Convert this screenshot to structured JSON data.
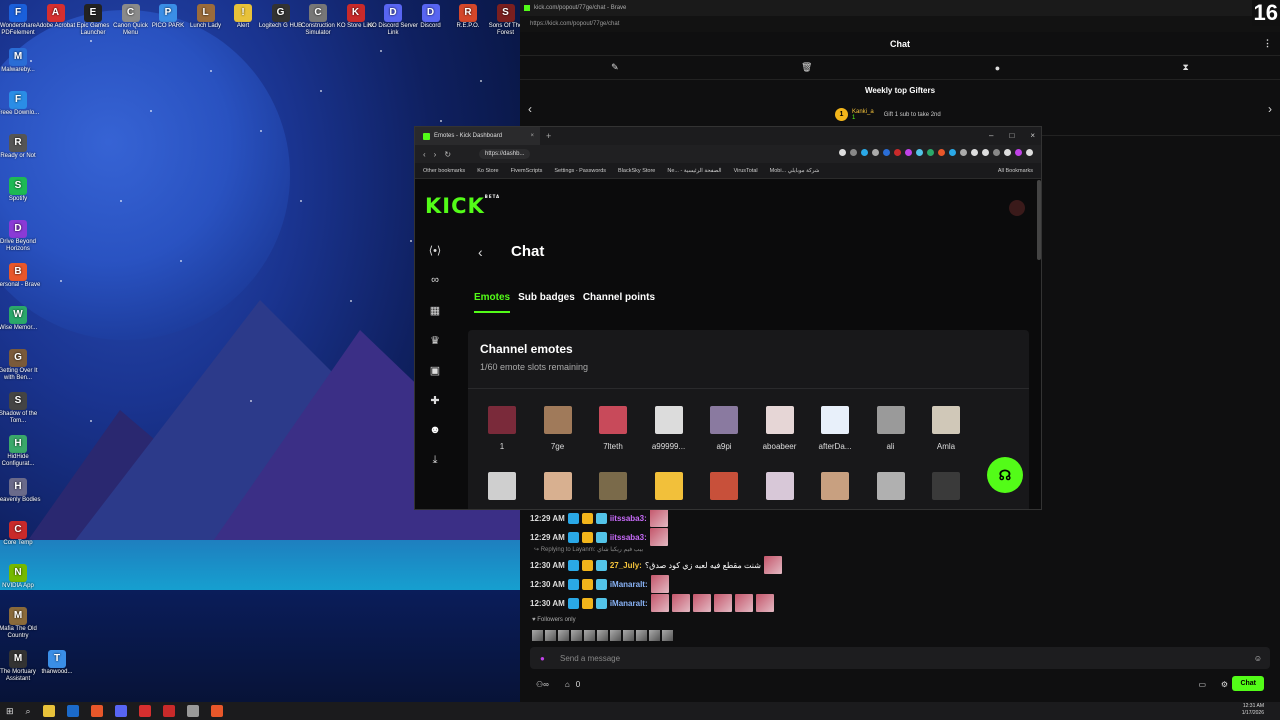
{
  "desktop": {
    "icons": [
      {
        "label": "Wondershare PDFelement",
        "color": "#1a5fdb",
        "glyph": "F"
      },
      {
        "label": "Adobe Acrobat",
        "color": "#d62f2f",
        "glyph": "A"
      },
      {
        "label": "Epic Games Launcher",
        "color": "#222",
        "glyph": "E"
      },
      {
        "label": "Canon Quick Menu",
        "color": "#8a8a8a",
        "glyph": "C"
      },
      {
        "label": "PICO PARK",
        "color": "#3a8ee6",
        "glyph": "P"
      },
      {
        "label": "Lunch Lady",
        "color": "#9a6b3b",
        "glyph": "L"
      },
      {
        "label": "Alert",
        "color": "#e8c23a",
        "glyph": "!"
      },
      {
        "label": "Logitech G HUB",
        "color": "#333",
        "glyph": "G"
      },
      {
        "label": "Construction Simulator",
        "color": "#777",
        "glyph": "C"
      },
      {
        "label": "KO Store Link",
        "color": "#c92a2a",
        "glyph": "K"
      },
      {
        "label": "KO Discord Server Link",
        "color": "#5865f2",
        "glyph": "D"
      },
      {
        "label": "Discord",
        "color": "#5865f2",
        "glyph": "D"
      },
      {
        "label": "R.E.P.O.",
        "color": "#d4472a",
        "glyph": "R"
      },
      {
        "label": "Sons Of The Forest",
        "color": "#7a1f1f",
        "glyph": "S"
      }
    ],
    "column": [
      {
        "label": "Malwareby...",
        "color": "#2a6dd6",
        "glyph": "M"
      },
      {
        "label": "Freee Downlo...",
        "color": "#2a8de6",
        "glyph": "F"
      },
      {
        "label": "Ready or Not",
        "color": "#555",
        "glyph": "R"
      },
      {
        "label": "Spotify",
        "color": "#1db954",
        "glyph": "S"
      },
      {
        "label": "Drive Beyond Horizons",
        "color": "#8a3ad6",
        "glyph": "D"
      },
      {
        "label": "Personal - Brave",
        "color": "#e8572a",
        "glyph": "B"
      },
      {
        "label": "Wise Memor...",
        "color": "#2aa86a",
        "glyph": "W"
      },
      {
        "label": "Getting Over It with Ben...",
        "color": "#7a5a3a",
        "glyph": "G"
      },
      {
        "label": "Shadow of the Tom...",
        "color": "#444",
        "glyph": "S"
      },
      {
        "label": "HidHide Configurat...",
        "color": "#3aa86a",
        "glyph": "H"
      },
      {
        "label": "Heavenly Bodies",
        "color": "#6a6a8a",
        "glyph": "H"
      },
      {
        "label": "Core Temp",
        "color": "#c92a2a",
        "glyph": "C"
      },
      {
        "label": "NVIDIA App",
        "color": "#76b900",
        "glyph": "N"
      },
      {
        "label": "Mafia The Old Country",
        "color": "#8a6a3a",
        "glyph": "M"
      },
      {
        "label": "The Mortuary Assistant",
        "color": "#333",
        "glyph": "M"
      }
    ],
    "extra_icon": {
      "label": "thanwood...",
      "color": "#3a8ee6",
      "glyph": "T"
    }
  },
  "popout": {
    "window_title": "kick.com/popout/77ge/chat - Brave",
    "url": "https://kick.com/popout/77ge/chat",
    "header_title": "Chat",
    "gifters_title": "Weekly top Gifters",
    "top_gifter_rank": "1",
    "top_gifter_name": "Kanki_a",
    "top_gifter_count": "1",
    "gift_hint": "Gift 1 sub to take 2nd",
    "messages": [
      {
        "time": "12:29 AM",
        "user": "iitssaba3:",
        "user_color": "#c86bfa",
        "text": ""
      },
      {
        "time": "12:29 AM",
        "user": "iitssaba3:",
        "user_color": "#c86bfa",
        "text": ""
      },
      {
        "time": "12:30 AM",
        "user": "27_July:",
        "user_color": "#f5c33b",
        "text": "شنت مقطع فيه لعبه زي كود صدق؟"
      },
      {
        "time": "12:30 AM",
        "user": "iManaralt:",
        "user_color": "#8ab4f8",
        "text": ""
      },
      {
        "time": "12:30 AM",
        "user": "iManaralt:",
        "user_color": "#8ab4f8",
        "text": ""
      }
    ],
    "reply_text": "Replying to Layanm: بيب فيم ريكبا شاي",
    "followers_label": "Followers only",
    "send_placeholder": "Send a message",
    "bottom_count": "0",
    "chat_button": "Chat"
  },
  "dashboard": {
    "tab_title": "Emotes - Kick Dashboard",
    "url_short": "https://dashb...",
    "bookmarks": [
      "Other bookmarks",
      "Ko Store",
      "FivemScripts",
      "Settings - Passwords",
      "BlackSky Store",
      "Ne... - الصفحة الرئيسية",
      "VirusTotal",
      "Mobi... شركة موبايلي"
    ],
    "all_bookmarks": "All Bookmarks",
    "logo": "KICK",
    "logo_beta": "BETA",
    "page_title": "Chat",
    "tabs": [
      "Emotes",
      "Sub badges",
      "Channel points"
    ],
    "card_title": "Channel emotes",
    "slots_text": "1/60 emote slots remaining",
    "emotes_row1": [
      {
        "name": "1",
        "color": "#7a2a3a"
      },
      {
        "name": "7ge",
        "color": "#a07a5a"
      },
      {
        "name": "7lteth",
        "color": "#c84a5a"
      },
      {
        "name": "a99999...",
        "color": "#dcdcdc"
      },
      {
        "name": "a9pi",
        "color": "#8a7aa0"
      },
      {
        "name": "aboabeer",
        "color": "#e6d6d6"
      },
      {
        "name": "afterDa...",
        "color": "#e8f0fa"
      },
      {
        "name": "ali",
        "color": "#9a9a9a"
      },
      {
        "name": "Amla",
        "color": "#d0c8b8"
      }
    ],
    "emotes_row2": [
      {
        "color": "#cfcfcf"
      },
      {
        "color": "#d8b090"
      },
      {
        "color": "#7a6a4a"
      },
      {
        "color": "#f2c03a"
      },
      {
        "color": "#c8503a"
      },
      {
        "color": "#d8c8d8"
      },
      {
        "color": "#c8a080"
      },
      {
        "color": "#b0b0b0"
      },
      {
        "color": "#3a3a3a"
      }
    ]
  },
  "taskbar": {
    "time": "12:31 AM",
    "date": "1/17/2026",
    "corner_text": "16"
  }
}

• • •

_What you have to do_. Set the records down again word for word; the pictures stay out.

_Response below_.
Convert this screenshot to structured JSON data.
{
  "desktop": {
    "icons": [
      {
        "label": "Wondershare PDFelement",
        "color": "#1a5fdb",
        "glyph": "F"
      },
      {
        "label": "Adobe Acrobat",
        "color": "#d62f2f",
        "glyph": "A"
      },
      {
        "label": "Epic Games Launcher",
        "color": "#222",
        "glyph": "E"
      },
      {
        "label": "Canon Quick Menu",
        "color": "#8a8a8a",
        "glyph": "C"
      },
      {
        "label": "PICO PARK",
        "color": "#3a8ee6",
        "glyph": "P"
      },
      {
        "label": "Lunch Lady",
        "color": "#9a6b3b",
        "glyph": "L"
      },
      {
        "label": "Alert",
        "color": "#e8c23a",
        "glyph": "!"
      },
      {
        "label": "Logitech G HUB",
        "color": "#333",
        "glyph": "G"
      },
      {
        "label": "Construction Simulator",
        "color": "#777",
        "glyph": "C"
      },
      {
        "label": "KO Store Link",
        "color": "#c92a2a",
        "glyph": "K"
      },
      {
        "label": "KO Discord Server Link",
        "color": "#5865f2",
        "glyph": "D"
      },
      {
        "label": "Discord",
        "color": "#5865f2",
        "glyph": "D"
      },
      {
        "label": "R.E.P.O.",
        "color": "#d4472a",
        "glyph": "R"
      },
      {
        "label": "Sons Of The Forest",
        "color": "#7a1f1f",
        "glyph": "S"
      }
    ],
    "column": [
      {
        "label": "Malwareby...",
        "color": "#2a6dd6",
        "glyph": "M"
      },
      {
        "label": "Freee Downlo...",
        "color": "#2a8de6",
        "glyph": "F"
      },
      {
        "label": "Ready or Not",
        "color": "#555",
        "glyph": "R"
      },
      {
        "label": "Spotify",
        "color": "#1db954",
        "glyph": "S"
      },
      {
        "label": "Drive Beyond Horizons",
        "color": "#8a3ad6",
        "glyph": "D"
      },
      {
        "label": "Personal - Brave",
        "color": "#e8572a",
        "glyph": "B"
      },
      {
        "label": "Wise Memor...",
        "color": "#2aa86a",
        "glyph": "W"
      },
      {
        "label": "Getting Over It with Ben...",
        "color": "#7a5a3a",
        "glyph": "G"
      },
      {
        "label": "Shadow of the Tom...",
        "color": "#444",
        "glyph": "S"
      },
      {
        "label": "HidHide Configurat...",
        "color": "#3aa86a",
        "glyph": "H"
      },
      {
        "label": "Heavenly Bodies",
        "color": "#6a6a8a",
        "glyph": "H"
      },
      {
        "label": "Core Temp",
        "color": "#c92a2a",
        "glyph": "C"
      },
      {
        "label": "NVIDIA App",
        "color": "#76b900",
        "glyph": "N"
      },
      {
        "label": "Mafia The Old Country",
        "color": "#8a6a3a",
        "glyph": "M"
      },
      {
        "label": "The Mortuary Assistant",
        "color": "#333",
        "glyph": "M"
      }
    ],
    "extra_icon": {
      "label": "thanwood...",
      "color": "#3a8ee6",
      "glyph": "T"
    }
  },
  "popout": {
    "window_title": "kick.com/popout/77ge/chat - Brave",
    "url": "https://kick.com/popout/77ge/chat",
    "header_title": "Chat",
    "gifters_title": "Weekly top Gifters",
    "top_gifter_rank": "1",
    "top_gifter_name": "Kanki_a",
    "top_gifter_count": "1",
    "gift_hint": "Gift 1 sub to take 2nd",
    "messages": [
      {
        "time": "12:29 AM",
        "user": "iitssaba3:",
        "user_color": "#c86bfa",
        "text": ""
      },
      {
        "time": "12:29 AM",
        "user": "iitssaba3:",
        "user_color": "#c86bfa",
        "text": ""
      },
      {
        "time": "12:30 AM",
        "user": "27_July:",
        "user_color": "#f5c33b",
        "text": "شنت مقطع فيه لعبه زي كود صدق؟"
      },
      {
        "time": "12:30 AM",
        "user": "iManaralt:",
        "user_color": "#8ab4f8",
        "text": ""
      },
      {
        "time": "12:30 AM",
        "user": "iManaralt:",
        "user_color": "#8ab4f8",
        "text": ""
      }
    ],
    "reply_text": "Replying to Layanm: بيب فيم ريكبا شاي",
    "followers_label": "Followers only",
    "send_placeholder": "Send a message",
    "bottom_count": "0",
    "chat_button": "Chat"
  },
  "dashboard": {
    "tab_title": "Emotes - Kick Dashboard",
    "url_short": "https://dashb...",
    "bookmarks": [
      "Other bookmarks",
      "Ko Store",
      "FivemScripts",
      "Settings - Passwords",
      "BlackSky Store",
      "Ne... - الصفحة الرئيسية",
      "VirusTotal",
      "Mobi... شركة موبايلي"
    ],
    "all_bookmarks": "All Bookmarks",
    "logo": "KICK",
    "logo_beta": "BETA",
    "page_title": "Chat",
    "tabs": [
      "Emotes",
      "Sub badges",
      "Channel points"
    ],
    "card_title": "Channel emotes",
    "slots_text": "1/60 emote slots remaining",
    "emotes_row1": [
      {
        "name": "1",
        "color": "#7a2a3a"
      },
      {
        "name": "7ge",
        "color": "#a07a5a"
      },
      {
        "name": "7lteth",
        "color": "#c84a5a"
      },
      {
        "name": "a99999...",
        "color": "#dcdcdc"
      },
      {
        "name": "a9pi",
        "color": "#8a7aa0"
      },
      {
        "name": "aboabeer",
        "color": "#e6d6d6"
      },
      {
        "name": "afterDa...",
        "color": "#e8f0fa"
      },
      {
        "name": "ali",
        "color": "#9a9a9a"
      },
      {
        "name": "Amla",
        "color": "#d0c8b8"
      }
    ],
    "emotes_row2": [
      {
        "color": "#cfcfcf"
      },
      {
        "color": "#d8b090"
      },
      {
        "color": "#7a6a4a"
      },
      {
        "color": "#f2c03a"
      },
      {
        "color": "#c8503a"
      },
      {
        "color": "#d8c8d8"
      },
      {
        "color": "#c8a080"
      },
      {
        "color": "#b0b0b0"
      },
      {
        "color": "#3a3a3a"
      }
    ]
  },
  "taskbar": {
    "time": "12:31 AM",
    "date": "1/17/2026",
    "corner_text": "16"
  }
}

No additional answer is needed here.